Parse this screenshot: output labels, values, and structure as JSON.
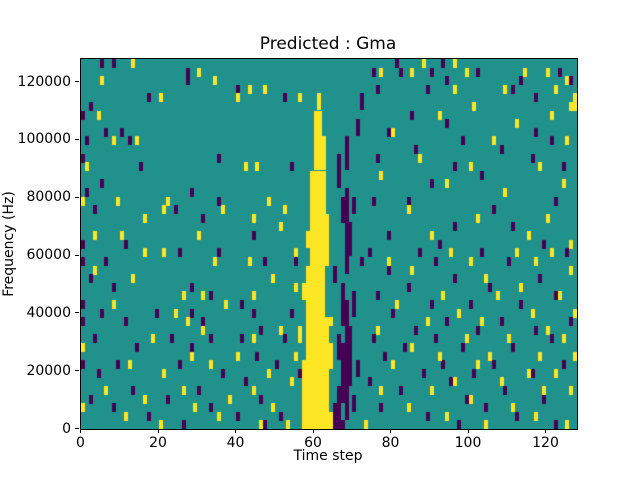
{
  "figure": {
    "background": "#ffffff"
  },
  "chart_data": {
    "type": "heatmap",
    "title": "Predicted : Gma",
    "xlabel": "Time step",
    "ylabel": "Frequency (Hz)",
    "x_ticks": [
      0,
      20,
      40,
      60,
      80,
      100,
      120
    ],
    "y_ticks": [
      0,
      20000,
      40000,
      60000,
      80000,
      100000,
      120000
    ],
    "x_range": [
      0,
      128
    ],
    "y_range": [
      0,
      128000
    ],
    "grid": {
      "cols": 128,
      "rows": 43
    },
    "legend": "none",
    "colormap": {
      "name": "viridis",
      "low": "#440154",
      "mid": "#21918c",
      "high": "#fde725"
    },
    "features": {
      "description": "mostly mid-value background; solid high-value (yellow) vertical band near time step 57-64 rising from 0 Hz to ~115000 Hz; dense low-value (purple) streaks near time steps 65-72; sparse random low/high cells elsewhere",
      "yellow_band_rects": [
        [
          57,
          64,
          0,
          1
        ],
        [
          57,
          63,
          2,
          7
        ],
        [
          58,
          63,
          8,
          12
        ],
        [
          58,
          62,
          13,
          18
        ],
        [
          59,
          63,
          19,
          24
        ],
        [
          59,
          62,
          25,
          29
        ],
        [
          60,
          62,
          30,
          33
        ],
        [
          60,
          61,
          34,
          36
        ],
        [
          61,
          61,
          37,
          38
        ],
        [
          56,
          56,
          10,
          11
        ],
        [
          57,
          57,
          15,
          16
        ],
        [
          58,
          58,
          21,
          22
        ],
        [
          64,
          64,
          7,
          9
        ],
        [
          64,
          64,
          12,
          12
        ]
      ],
      "purple_band_rects": [
        [
          65,
          65,
          0,
          2
        ],
        [
          66,
          67,
          0,
          0
        ],
        [
          66,
          66,
          1,
          4
        ],
        [
          68,
          68,
          1,
          14
        ],
        [
          67,
          67,
          3,
          9
        ],
        [
          69,
          69,
          5,
          11
        ],
        [
          66,
          66,
          8,
          10
        ],
        [
          70,
          70,
          2,
          3
        ],
        [
          67,
          67,
          12,
          16
        ],
        [
          70,
          70,
          13,
          15
        ],
        [
          68,
          68,
          18,
          27
        ],
        [
          69,
          69,
          20,
          23
        ],
        [
          67,
          67,
          24,
          26
        ],
        [
          70,
          70,
          25,
          26
        ],
        [
          66,
          66,
          28,
          31
        ],
        [
          68,
          68,
          30,
          33
        ],
        [
          71,
          71,
          6,
          7
        ],
        [
          71,
          71,
          34,
          35
        ],
        [
          65,
          65,
          17,
          18
        ],
        [
          72,
          72,
          19,
          19
        ],
        [
          72,
          72,
          37,
          38
        ]
      ],
      "purple_cells": [
        [
          5,
          42
        ],
        [
          8,
          42
        ],
        [
          27,
          41
        ],
        [
          27,
          40
        ],
        [
          17,
          38
        ],
        [
          40,
          39
        ],
        [
          2,
          37
        ],
        [
          0,
          36
        ],
        [
          6,
          34
        ],
        [
          10,
          34
        ],
        [
          1,
          33
        ],
        [
          12,
          33
        ],
        [
          0,
          31
        ],
        [
          35,
          31
        ],
        [
          15,
          30
        ],
        [
          5,
          28
        ],
        [
          1,
          27
        ],
        [
          28,
          27
        ],
        [
          35,
          26
        ],
        [
          3,
          25
        ],
        [
          24,
          25
        ],
        [
          0,
          21
        ],
        [
          11,
          21
        ],
        [
          52,
          38
        ],
        [
          54,
          30
        ],
        [
          44,
          22
        ],
        [
          31,
          24
        ],
        [
          25,
          20
        ],
        [
          35,
          20
        ],
        [
          0,
          19
        ],
        [
          6,
          19
        ],
        [
          47,
          19
        ],
        [
          55,
          19
        ],
        [
          2,
          17
        ],
        [
          8,
          16
        ],
        [
          28,
          16
        ],
        [
          33,
          15
        ],
        [
          41,
          14
        ],
        [
          0,
          14
        ],
        [
          5,
          13
        ],
        [
          19,
          13
        ],
        [
          28,
          13
        ],
        [
          44,
          13
        ],
        [
          54,
          13
        ],
        [
          0,
          12
        ],
        [
          11,
          12
        ],
        [
          31,
          12
        ],
        [
          46,
          11
        ],
        [
          3,
          10
        ],
        [
          23,
          10
        ],
        [
          33,
          10
        ],
        [
          41,
          10
        ],
        [
          52,
          10
        ],
        [
          14,
          9
        ],
        [
          28,
          9
        ],
        [
          45,
          8
        ],
        [
          0,
          7
        ],
        [
          9,
          7
        ],
        [
          25,
          7
        ],
        [
          50,
          7
        ],
        [
          56,
          6
        ],
        [
          4,
          6
        ],
        [
          36,
          6
        ],
        [
          42,
          5
        ],
        [
          13,
          4
        ],
        [
          30,
          4
        ],
        [
          2,
          3
        ],
        [
          22,
          3
        ],
        [
          46,
          3
        ],
        [
          8,
          2
        ],
        [
          33,
          2
        ],
        [
          17,
          1
        ],
        [
          40,
          1
        ],
        [
          51,
          1
        ],
        [
          26,
          0
        ],
        [
          47,
          0
        ],
        [
          81,
          42
        ],
        [
          93,
          42
        ],
        [
          75,
          41
        ],
        [
          82,
          41
        ],
        [
          90,
          41
        ],
        [
          102,
          41
        ],
        [
          123,
          41
        ],
        [
          94,
          40
        ],
        [
          113,
          40
        ],
        [
          126,
          40
        ],
        [
          76,
          39
        ],
        [
          89,
          39
        ],
        [
          111,
          39
        ],
        [
          117,
          38
        ],
        [
          85,
          36
        ],
        [
          94,
          35
        ],
        [
          79,
          34
        ],
        [
          98,
          33
        ],
        [
          117,
          34
        ],
        [
          121,
          33
        ],
        [
          86,
          32
        ],
        [
          108,
          32
        ],
        [
          76,
          31
        ],
        [
          96,
          30
        ],
        [
          116,
          31
        ],
        [
          124,
          30
        ],
        [
          103,
          29
        ],
        [
          90,
          28
        ],
        [
          75,
          26
        ],
        [
          84,
          26
        ],
        [
          106,
          25
        ],
        [
          122,
          26
        ],
        [
          96,
          23
        ],
        [
          111,
          23
        ],
        [
          79,
          22
        ],
        [
          92,
          21
        ],
        [
          119,
          21
        ],
        [
          74,
          20
        ],
        [
          87,
          20
        ],
        [
          103,
          20
        ],
        [
          125,
          20
        ],
        [
          91,
          19
        ],
        [
          110,
          19
        ],
        [
          79,
          18
        ],
        [
          96,
          17
        ],
        [
          118,
          17
        ],
        [
          84,
          16
        ],
        [
          105,
          16
        ],
        [
          122,
          15
        ],
        [
          76,
          15
        ],
        [
          90,
          14
        ],
        [
          100,
          14
        ],
        [
          113,
          14
        ],
        [
          80,
          13
        ],
        [
          94,
          12
        ],
        [
          108,
          12
        ],
        [
          126,
          12
        ],
        [
          86,
          11
        ],
        [
          102,
          11
        ],
        [
          117,
          11
        ],
        [
          75,
          10
        ],
        [
          91,
          10
        ],
        [
          121,
          10
        ],
        [
          83,
          9
        ],
        [
          98,
          9
        ],
        [
          111,
          9
        ],
        [
          78,
          8
        ],
        [
          93,
          7
        ],
        [
          106,
          7
        ],
        [
          124,
          7
        ],
        [
          88,
          6
        ],
        [
          101,
          6
        ],
        [
          116,
          6
        ],
        [
          74,
          5
        ],
        [
          95,
          5
        ],
        [
          109,
          4
        ],
        [
          82,
          4
        ],
        [
          99,
          3
        ],
        [
          119,
          3
        ],
        [
          77,
          2
        ],
        [
          104,
          2
        ],
        [
          112,
          1
        ],
        [
          89,
          1
        ],
        [
          97,
          0
        ],
        [
          122,
          0
        ]
      ],
      "yellow_cells": [
        [
          13,
          42
        ],
        [
          30,
          41
        ],
        [
          5,
          40
        ],
        [
          34,
          40
        ],
        [
          43,
          39
        ],
        [
          47,
          39
        ],
        [
          20,
          38
        ],
        [
          40,
          38
        ],
        [
          56,
          38
        ],
        [
          4,
          36
        ],
        [
          8,
          33
        ],
        [
          14,
          33
        ],
        [
          1,
          30
        ],
        [
          0,
          26
        ],
        [
          9,
          26
        ],
        [
          42,
          30
        ],
        [
          45,
          30
        ],
        [
          22,
          26
        ],
        [
          36,
          25
        ],
        [
          48,
          26
        ],
        [
          52,
          25
        ],
        [
          16,
          24
        ],
        [
          44,
          24
        ],
        [
          51,
          23
        ],
        [
          3,
          22
        ],
        [
          10,
          22
        ],
        [
          30,
          22
        ],
        [
          21,
          25
        ],
        [
          16,
          20
        ],
        [
          21,
          20
        ],
        [
          34,
          19
        ],
        [
          43,
          19
        ],
        [
          55,
          20
        ],
        [
          3,
          18
        ],
        [
          13,
          17
        ],
        [
          49,
          17
        ],
        [
          55,
          16
        ],
        [
          26,
          15
        ],
        [
          31,
          15
        ],
        [
          8,
          14
        ],
        [
          37,
          14
        ],
        [
          44,
          15
        ],
        [
          24,
          13
        ],
        [
          27,
          12
        ],
        [
          31,
          11
        ],
        [
          51,
          11
        ],
        [
          18,
          10
        ],
        [
          44,
          10
        ],
        [
          0,
          9
        ],
        [
          28,
          8
        ],
        [
          40,
          8
        ],
        [
          55,
          8
        ],
        [
          12,
          7
        ],
        [
          33,
          7
        ],
        [
          21,
          6
        ],
        [
          48,
          6
        ],
        [
          54,
          5
        ],
        [
          6,
          4
        ],
        [
          26,
          4
        ],
        [
          44,
          4
        ],
        [
          16,
          3
        ],
        [
          38,
          3
        ],
        [
          0,
          2
        ],
        [
          29,
          2
        ],
        [
          49,
          2
        ],
        [
          11,
          1
        ],
        [
          35,
          1
        ],
        [
          20,
          0
        ],
        [
          46,
          0
        ],
        [
          53,
          0
        ],
        [
          88,
          42
        ],
        [
          96,
          42
        ],
        [
          77,
          41
        ],
        [
          85,
          41
        ],
        [
          99,
          41
        ],
        [
          114,
          41
        ],
        [
          120,
          41
        ],
        [
          125,
          40
        ],
        [
          96,
          39
        ],
        [
          109,
          39
        ],
        [
          122,
          39
        ],
        [
          127,
          38
        ],
        [
          101,
          37
        ],
        [
          92,
          36
        ],
        [
          121,
          36
        ],
        [
          126,
          37
        ],
        [
          127,
          37
        ],
        [
          112,
          35
        ],
        [
          80,
          34
        ],
        [
          106,
          33
        ],
        [
          125,
          33
        ],
        [
          87,
          31
        ],
        [
          100,
          30
        ],
        [
          118,
          30
        ],
        [
          77,
          29
        ],
        [
          94,
          28
        ],
        [
          124,
          28
        ],
        [
          109,
          27
        ],
        [
          84,
          25
        ],
        [
          102,
          24
        ],
        [
          120,
          24
        ],
        [
          90,
          22
        ],
        [
          115,
          22
        ],
        [
          126,
          21
        ],
        [
          95,
          20
        ],
        [
          112,
          20
        ],
        [
          121,
          20
        ],
        [
          79,
          19
        ],
        [
          100,
          19
        ],
        [
          117,
          19
        ],
        [
          126,
          18
        ],
        [
          85,
          18
        ],
        [
          104,
          17
        ],
        [
          113,
          16
        ],
        [
          93,
          15
        ],
        [
          123,
          15
        ],
        [
          107,
          15
        ],
        [
          81,
          14
        ],
        [
          97,
          13
        ],
        [
          116,
          13
        ],
        [
          127,
          13
        ],
        [
          89,
          12
        ],
        [
          103,
          12
        ],
        [
          120,
          11
        ],
        [
          76,
          11
        ],
        [
          99,
          10
        ],
        [
          110,
          10
        ],
        [
          124,
          10
        ],
        [
          85,
          9
        ],
        [
          105,
          8
        ],
        [
          118,
          8
        ],
        [
          127,
          8
        ],
        [
          92,
          8
        ],
        [
          80,
          7
        ],
        [
          102,
          7
        ],
        [
          115,
          6
        ],
        [
          122,
          6
        ],
        [
          96,
          5
        ],
        [
          108,
          5
        ],
        [
          77,
          4
        ],
        [
          90,
          4
        ],
        [
          119,
          4
        ],
        [
          126,
          4
        ],
        [
          100,
          3
        ],
        [
          84,
          2
        ],
        [
          111,
          2
        ],
        [
          117,
          1
        ],
        [
          94,
          1
        ],
        [
          125,
          0
        ],
        [
          104,
          0
        ],
        [
          73,
          0
        ]
      ]
    }
  }
}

» **EXERCISE PROMPT**
Extract every line above that contains the word "high".

» **FINISHED EXERCISE**
      "high": "#fde725"
      "description": "mostly mid-value background; solid high-value (yellow) vertical band near time step 57-64 rising from 0 Hz to ~115000 Hz; dense low-value (purple) streaks near time steps 65-72; sparse random low/high cells elsewhere",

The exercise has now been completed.